==== Material
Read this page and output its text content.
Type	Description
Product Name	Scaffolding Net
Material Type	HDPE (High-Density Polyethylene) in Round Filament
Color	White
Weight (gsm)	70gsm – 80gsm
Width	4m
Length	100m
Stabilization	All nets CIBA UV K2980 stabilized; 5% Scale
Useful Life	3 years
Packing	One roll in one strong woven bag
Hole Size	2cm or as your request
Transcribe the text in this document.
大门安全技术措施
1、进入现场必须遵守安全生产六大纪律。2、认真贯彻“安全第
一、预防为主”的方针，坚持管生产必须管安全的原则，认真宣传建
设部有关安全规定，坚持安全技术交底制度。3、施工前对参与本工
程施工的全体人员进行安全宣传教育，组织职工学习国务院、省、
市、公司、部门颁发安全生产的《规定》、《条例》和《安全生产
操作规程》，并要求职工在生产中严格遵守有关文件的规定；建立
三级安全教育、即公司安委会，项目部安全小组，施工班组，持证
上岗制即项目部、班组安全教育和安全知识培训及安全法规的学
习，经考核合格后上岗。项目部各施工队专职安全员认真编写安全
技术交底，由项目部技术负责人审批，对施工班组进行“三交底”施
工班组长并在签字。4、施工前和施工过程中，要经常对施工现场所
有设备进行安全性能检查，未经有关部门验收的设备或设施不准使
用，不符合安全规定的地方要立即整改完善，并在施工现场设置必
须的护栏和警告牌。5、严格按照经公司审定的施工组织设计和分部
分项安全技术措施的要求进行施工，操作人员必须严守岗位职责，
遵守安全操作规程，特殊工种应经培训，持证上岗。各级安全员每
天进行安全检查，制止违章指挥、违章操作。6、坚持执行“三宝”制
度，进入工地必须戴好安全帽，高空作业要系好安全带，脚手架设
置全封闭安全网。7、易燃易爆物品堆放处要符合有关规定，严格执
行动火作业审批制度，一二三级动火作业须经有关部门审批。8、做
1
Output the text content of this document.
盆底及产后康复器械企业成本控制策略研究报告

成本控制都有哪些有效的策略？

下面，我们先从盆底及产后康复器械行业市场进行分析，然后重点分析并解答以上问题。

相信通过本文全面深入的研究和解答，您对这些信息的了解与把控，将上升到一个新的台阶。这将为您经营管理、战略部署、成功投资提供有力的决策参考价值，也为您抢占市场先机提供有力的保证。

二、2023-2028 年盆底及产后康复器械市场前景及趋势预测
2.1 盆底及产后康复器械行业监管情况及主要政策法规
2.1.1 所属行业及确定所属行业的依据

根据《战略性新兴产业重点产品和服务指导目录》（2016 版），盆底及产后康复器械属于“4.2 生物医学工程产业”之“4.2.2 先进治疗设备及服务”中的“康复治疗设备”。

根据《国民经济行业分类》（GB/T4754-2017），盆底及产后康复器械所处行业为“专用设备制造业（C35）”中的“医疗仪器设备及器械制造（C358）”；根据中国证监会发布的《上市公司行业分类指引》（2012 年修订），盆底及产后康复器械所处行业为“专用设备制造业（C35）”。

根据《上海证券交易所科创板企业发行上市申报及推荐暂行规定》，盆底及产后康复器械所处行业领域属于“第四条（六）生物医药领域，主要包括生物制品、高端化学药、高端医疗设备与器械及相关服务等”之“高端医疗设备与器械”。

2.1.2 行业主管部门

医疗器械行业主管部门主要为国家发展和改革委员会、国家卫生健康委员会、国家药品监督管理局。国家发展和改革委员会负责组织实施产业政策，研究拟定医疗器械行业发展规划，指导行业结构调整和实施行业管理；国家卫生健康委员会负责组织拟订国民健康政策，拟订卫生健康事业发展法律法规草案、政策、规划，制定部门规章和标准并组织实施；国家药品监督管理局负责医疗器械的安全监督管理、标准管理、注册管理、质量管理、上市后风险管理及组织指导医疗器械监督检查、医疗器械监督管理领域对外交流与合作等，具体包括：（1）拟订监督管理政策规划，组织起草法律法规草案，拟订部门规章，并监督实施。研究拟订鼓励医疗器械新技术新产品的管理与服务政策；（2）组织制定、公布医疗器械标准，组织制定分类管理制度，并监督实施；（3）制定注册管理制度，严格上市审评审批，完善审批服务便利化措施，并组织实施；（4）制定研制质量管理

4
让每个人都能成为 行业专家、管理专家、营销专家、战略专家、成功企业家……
========
Find every line that holds "Type" and copy it.

Type	Description
Material Type	HDPE (High-Density Polyethylene) in Round Filament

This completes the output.